SET EXERCISE>
Pick out the lines below with "中央国家行政机关省级以下直属机构" and list them.
-- begin --
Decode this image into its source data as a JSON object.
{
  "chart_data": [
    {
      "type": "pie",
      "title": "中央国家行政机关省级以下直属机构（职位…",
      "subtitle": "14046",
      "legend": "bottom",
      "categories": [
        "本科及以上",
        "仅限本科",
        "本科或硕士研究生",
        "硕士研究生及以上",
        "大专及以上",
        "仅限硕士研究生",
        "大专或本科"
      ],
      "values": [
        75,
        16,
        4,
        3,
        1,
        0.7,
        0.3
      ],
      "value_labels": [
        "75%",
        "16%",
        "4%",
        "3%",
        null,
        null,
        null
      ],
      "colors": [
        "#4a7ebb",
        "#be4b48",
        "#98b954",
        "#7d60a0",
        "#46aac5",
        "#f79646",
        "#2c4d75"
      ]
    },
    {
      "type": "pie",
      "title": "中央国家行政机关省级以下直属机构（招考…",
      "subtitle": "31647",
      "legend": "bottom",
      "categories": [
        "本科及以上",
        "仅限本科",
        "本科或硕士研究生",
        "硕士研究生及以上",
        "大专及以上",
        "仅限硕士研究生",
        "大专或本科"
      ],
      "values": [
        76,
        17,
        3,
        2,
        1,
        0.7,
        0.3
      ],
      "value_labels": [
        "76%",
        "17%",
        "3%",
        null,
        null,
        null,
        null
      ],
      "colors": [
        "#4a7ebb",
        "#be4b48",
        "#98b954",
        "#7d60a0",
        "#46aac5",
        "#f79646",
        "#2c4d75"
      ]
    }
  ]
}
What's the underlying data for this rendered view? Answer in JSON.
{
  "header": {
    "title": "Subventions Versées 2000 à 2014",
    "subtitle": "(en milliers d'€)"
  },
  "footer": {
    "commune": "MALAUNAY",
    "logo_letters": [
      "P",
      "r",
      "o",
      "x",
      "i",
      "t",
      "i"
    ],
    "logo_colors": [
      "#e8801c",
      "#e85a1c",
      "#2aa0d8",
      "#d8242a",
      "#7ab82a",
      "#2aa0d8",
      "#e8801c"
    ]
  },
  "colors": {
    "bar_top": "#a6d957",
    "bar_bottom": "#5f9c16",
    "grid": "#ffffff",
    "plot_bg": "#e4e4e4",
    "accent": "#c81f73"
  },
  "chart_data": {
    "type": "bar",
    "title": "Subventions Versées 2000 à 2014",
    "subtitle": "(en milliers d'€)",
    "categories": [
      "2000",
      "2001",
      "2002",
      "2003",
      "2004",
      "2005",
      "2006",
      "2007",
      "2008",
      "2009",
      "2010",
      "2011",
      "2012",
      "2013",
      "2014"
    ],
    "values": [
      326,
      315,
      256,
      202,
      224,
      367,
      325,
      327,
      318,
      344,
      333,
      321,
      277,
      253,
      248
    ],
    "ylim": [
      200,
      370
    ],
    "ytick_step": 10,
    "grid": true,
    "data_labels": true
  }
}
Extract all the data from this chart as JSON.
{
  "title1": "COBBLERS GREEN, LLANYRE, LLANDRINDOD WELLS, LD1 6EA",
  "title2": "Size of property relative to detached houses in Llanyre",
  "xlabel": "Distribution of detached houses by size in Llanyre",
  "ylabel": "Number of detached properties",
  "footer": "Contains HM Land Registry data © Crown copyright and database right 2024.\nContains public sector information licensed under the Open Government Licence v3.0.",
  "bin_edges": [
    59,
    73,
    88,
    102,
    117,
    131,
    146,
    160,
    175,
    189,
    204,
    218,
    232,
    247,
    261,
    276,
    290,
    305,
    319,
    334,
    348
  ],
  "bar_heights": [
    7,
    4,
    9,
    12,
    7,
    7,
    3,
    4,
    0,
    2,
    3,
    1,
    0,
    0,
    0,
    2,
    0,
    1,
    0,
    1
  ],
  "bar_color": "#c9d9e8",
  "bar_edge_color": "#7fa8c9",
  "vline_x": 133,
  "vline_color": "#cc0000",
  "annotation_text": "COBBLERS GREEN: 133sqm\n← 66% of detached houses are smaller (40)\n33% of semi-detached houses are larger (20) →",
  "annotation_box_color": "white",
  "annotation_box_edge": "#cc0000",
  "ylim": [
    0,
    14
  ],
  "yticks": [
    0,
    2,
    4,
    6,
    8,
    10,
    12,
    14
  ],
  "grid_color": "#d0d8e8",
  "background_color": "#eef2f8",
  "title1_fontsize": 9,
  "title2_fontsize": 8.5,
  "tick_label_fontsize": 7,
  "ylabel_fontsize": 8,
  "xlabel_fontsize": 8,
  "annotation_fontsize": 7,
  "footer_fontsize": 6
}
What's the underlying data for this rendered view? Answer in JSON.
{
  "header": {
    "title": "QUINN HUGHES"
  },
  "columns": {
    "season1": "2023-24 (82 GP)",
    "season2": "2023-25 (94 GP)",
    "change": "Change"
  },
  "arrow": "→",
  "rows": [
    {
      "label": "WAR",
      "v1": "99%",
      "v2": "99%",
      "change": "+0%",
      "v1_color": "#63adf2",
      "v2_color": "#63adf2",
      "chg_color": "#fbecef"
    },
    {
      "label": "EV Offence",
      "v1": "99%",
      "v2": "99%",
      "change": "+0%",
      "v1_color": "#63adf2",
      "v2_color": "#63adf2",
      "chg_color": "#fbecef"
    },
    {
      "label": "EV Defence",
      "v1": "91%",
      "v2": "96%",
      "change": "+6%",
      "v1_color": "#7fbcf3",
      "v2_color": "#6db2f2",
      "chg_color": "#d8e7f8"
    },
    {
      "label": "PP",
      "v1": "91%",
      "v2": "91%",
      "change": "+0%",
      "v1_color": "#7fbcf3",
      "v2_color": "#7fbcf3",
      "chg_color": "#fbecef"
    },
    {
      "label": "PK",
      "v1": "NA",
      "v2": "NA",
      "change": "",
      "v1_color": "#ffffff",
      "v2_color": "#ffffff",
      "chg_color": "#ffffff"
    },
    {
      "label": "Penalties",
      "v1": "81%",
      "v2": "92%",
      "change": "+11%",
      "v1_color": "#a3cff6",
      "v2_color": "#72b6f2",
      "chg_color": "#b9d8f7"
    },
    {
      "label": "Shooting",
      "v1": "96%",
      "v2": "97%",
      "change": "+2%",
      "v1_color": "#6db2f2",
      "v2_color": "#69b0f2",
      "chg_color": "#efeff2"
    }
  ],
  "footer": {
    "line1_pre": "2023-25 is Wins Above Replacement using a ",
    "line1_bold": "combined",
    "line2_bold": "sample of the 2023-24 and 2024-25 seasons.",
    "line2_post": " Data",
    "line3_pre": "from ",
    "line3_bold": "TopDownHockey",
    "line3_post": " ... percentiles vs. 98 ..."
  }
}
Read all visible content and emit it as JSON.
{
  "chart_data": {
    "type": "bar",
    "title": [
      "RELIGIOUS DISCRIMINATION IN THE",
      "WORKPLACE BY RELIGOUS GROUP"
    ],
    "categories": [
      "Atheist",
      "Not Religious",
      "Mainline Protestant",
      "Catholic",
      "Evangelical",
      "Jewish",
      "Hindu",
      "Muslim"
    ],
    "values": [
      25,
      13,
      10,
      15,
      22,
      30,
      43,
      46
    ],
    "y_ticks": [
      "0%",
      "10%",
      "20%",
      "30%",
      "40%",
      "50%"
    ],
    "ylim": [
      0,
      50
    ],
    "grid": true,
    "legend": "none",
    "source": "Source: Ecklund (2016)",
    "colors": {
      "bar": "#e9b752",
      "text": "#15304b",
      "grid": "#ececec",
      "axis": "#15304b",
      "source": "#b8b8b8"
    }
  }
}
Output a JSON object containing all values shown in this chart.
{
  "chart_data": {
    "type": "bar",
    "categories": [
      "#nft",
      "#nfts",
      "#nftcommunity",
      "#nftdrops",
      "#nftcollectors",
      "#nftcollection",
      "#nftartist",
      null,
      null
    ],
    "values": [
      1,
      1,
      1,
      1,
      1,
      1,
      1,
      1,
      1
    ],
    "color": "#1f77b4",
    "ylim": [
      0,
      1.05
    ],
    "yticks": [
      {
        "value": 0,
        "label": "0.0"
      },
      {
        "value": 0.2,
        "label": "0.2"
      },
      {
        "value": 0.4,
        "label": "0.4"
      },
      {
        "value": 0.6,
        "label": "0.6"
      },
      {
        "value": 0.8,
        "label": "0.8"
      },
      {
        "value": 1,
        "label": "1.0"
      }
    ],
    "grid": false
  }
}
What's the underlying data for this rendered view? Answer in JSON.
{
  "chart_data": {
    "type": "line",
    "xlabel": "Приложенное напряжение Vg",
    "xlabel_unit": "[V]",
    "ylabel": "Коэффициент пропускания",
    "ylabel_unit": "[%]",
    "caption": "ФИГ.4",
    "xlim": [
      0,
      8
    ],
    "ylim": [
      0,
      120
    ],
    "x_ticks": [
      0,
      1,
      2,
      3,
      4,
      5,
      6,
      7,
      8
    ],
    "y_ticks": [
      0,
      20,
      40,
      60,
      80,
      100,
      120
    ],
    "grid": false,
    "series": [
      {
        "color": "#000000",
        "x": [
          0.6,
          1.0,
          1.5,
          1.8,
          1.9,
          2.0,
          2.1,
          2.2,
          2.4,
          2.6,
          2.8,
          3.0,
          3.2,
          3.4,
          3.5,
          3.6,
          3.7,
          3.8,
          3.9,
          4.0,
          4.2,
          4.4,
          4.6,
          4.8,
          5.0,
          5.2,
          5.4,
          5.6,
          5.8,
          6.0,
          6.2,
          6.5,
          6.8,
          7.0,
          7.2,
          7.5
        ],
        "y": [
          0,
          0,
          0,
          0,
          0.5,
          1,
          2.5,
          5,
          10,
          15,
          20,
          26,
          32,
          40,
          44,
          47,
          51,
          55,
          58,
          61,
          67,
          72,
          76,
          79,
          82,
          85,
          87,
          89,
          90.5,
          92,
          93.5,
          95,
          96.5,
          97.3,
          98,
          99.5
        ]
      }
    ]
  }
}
-- end --
SOLVED PROBLEM>
      "title": "中央国家行政机关省级以下直属机构（职位…",
      "title": "中央国家行政机关省级以下直属机构（招考…",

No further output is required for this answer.